## begin DATASET EXCERPTS
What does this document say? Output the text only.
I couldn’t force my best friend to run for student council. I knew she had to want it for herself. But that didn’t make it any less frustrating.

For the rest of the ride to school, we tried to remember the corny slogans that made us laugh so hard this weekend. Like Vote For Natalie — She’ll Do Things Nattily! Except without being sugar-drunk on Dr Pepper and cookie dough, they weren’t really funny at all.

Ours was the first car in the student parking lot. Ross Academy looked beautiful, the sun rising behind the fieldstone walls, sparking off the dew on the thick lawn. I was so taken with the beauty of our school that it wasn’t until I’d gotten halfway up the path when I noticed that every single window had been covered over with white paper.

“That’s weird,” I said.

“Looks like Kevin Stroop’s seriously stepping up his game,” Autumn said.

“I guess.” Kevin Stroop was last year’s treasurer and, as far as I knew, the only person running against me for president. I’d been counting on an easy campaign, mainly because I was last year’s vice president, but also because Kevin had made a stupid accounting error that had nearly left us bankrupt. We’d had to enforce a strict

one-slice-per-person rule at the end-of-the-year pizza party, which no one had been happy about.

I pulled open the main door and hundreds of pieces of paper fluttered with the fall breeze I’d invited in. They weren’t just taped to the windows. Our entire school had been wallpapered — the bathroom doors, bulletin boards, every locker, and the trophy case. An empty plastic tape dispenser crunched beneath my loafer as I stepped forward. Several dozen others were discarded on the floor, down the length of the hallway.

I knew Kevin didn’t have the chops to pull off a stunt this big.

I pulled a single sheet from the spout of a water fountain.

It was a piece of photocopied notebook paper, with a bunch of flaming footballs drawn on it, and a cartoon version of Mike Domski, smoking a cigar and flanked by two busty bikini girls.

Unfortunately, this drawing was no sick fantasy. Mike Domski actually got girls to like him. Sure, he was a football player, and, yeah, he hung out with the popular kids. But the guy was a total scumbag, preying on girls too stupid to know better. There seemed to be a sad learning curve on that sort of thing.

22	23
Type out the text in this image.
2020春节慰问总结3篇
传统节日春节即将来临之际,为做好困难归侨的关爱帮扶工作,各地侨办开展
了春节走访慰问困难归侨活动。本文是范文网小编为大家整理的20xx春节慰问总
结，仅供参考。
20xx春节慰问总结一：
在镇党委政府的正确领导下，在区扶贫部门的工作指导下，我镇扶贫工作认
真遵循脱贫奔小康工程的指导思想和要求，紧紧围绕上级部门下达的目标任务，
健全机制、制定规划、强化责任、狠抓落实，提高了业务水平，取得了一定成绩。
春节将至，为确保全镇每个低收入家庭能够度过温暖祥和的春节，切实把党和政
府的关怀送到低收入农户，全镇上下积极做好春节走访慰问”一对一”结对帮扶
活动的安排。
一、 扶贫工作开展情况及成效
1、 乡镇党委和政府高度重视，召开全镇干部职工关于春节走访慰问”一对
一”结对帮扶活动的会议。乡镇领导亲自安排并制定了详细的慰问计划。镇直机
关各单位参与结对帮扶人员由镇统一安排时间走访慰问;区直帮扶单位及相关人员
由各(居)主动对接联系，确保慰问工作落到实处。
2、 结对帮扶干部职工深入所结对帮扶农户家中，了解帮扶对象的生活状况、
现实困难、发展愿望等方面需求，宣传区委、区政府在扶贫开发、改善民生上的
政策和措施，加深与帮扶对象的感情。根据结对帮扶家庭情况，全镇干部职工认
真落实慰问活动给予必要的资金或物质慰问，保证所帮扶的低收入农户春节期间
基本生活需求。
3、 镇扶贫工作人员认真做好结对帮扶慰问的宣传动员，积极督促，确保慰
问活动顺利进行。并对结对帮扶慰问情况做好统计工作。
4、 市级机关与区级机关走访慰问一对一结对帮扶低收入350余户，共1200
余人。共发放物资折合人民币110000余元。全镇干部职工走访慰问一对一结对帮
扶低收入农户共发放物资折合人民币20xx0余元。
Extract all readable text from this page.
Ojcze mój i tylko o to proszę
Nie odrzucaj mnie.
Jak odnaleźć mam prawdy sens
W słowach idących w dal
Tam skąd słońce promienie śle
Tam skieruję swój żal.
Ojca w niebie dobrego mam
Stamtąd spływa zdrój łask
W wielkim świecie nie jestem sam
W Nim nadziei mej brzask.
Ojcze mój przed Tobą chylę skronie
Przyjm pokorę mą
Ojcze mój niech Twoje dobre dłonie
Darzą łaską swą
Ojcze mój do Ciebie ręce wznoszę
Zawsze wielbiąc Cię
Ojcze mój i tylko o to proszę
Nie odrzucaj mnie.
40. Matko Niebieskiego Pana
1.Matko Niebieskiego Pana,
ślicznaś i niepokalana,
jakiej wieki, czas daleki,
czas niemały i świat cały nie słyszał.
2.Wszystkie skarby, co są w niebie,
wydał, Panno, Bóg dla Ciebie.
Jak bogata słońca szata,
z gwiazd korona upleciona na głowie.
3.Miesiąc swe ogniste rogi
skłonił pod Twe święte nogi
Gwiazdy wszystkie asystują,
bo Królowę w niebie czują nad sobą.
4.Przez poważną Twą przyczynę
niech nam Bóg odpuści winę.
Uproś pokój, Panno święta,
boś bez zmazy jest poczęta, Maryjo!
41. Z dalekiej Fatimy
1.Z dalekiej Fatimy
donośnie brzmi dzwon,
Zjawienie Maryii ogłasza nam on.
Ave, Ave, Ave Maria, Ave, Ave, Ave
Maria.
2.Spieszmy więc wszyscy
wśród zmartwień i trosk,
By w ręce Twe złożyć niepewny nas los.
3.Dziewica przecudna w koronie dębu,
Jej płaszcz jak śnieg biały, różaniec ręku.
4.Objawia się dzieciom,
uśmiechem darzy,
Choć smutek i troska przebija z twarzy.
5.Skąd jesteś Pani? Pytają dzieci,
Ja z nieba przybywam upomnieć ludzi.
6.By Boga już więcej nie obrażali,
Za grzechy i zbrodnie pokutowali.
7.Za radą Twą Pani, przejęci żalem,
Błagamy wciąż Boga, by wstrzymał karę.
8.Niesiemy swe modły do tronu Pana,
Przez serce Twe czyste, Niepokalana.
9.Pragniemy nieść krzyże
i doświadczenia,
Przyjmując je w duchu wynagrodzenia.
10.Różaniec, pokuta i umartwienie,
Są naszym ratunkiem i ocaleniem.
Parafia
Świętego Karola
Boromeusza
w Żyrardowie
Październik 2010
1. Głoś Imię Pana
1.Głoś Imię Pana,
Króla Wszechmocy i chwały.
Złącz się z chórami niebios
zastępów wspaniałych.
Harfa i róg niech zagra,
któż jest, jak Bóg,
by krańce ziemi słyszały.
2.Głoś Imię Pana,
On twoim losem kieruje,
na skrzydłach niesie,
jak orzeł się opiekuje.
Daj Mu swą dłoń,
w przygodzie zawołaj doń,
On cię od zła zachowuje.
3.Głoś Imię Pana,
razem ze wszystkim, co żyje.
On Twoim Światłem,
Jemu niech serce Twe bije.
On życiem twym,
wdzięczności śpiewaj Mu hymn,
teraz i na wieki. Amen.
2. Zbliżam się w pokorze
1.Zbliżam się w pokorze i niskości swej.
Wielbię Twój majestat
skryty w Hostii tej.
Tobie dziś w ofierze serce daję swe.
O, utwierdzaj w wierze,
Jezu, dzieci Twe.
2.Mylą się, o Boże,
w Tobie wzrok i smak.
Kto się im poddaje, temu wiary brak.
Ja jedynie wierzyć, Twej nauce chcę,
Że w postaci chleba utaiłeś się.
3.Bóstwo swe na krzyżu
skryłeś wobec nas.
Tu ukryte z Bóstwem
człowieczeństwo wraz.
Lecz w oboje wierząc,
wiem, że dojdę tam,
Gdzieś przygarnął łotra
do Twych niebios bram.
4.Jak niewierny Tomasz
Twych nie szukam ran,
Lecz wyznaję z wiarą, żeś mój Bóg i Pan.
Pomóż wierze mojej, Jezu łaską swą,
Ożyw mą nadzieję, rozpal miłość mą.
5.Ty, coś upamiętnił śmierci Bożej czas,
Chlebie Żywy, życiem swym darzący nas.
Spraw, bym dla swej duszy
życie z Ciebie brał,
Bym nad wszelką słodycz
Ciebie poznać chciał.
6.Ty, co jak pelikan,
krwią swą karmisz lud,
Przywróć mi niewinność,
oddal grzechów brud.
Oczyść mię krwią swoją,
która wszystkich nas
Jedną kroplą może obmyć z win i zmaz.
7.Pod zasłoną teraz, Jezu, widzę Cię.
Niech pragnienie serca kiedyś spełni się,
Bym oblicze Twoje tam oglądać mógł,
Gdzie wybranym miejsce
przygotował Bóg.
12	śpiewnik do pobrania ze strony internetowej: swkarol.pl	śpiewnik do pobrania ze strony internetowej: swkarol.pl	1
## end DATASET EXCERPTS
__WHAT IS ASKED__: Locate the lines above that contain "wierze" and copy them.

__RESULT OF THE TASK__:
O, utwierdzaj w wierze,
Pomóż wierze mojej, Jezu łaską swą,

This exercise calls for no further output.